(Recorded data)
--------------------------------

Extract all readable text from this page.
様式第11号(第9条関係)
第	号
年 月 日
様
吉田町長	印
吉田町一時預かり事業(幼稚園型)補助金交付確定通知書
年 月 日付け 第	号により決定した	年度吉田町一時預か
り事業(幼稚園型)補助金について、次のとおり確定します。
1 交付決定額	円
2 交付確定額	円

--------------------------------

Repeat every entry exactly, please.

Extract all readable text from this page.
様式第11号(第9条関係)
第	号
年 月 日
様
吉田町長	印
吉田町一時預かり事業(幼稚園型)補助金交付確定通知書
年 月 日付け 第	号により決定した	年度吉田町一時預か
り事業(幼稚園型)補助金について、次のとおり確定します。
1 交付決定額	円
2 交付確定額	円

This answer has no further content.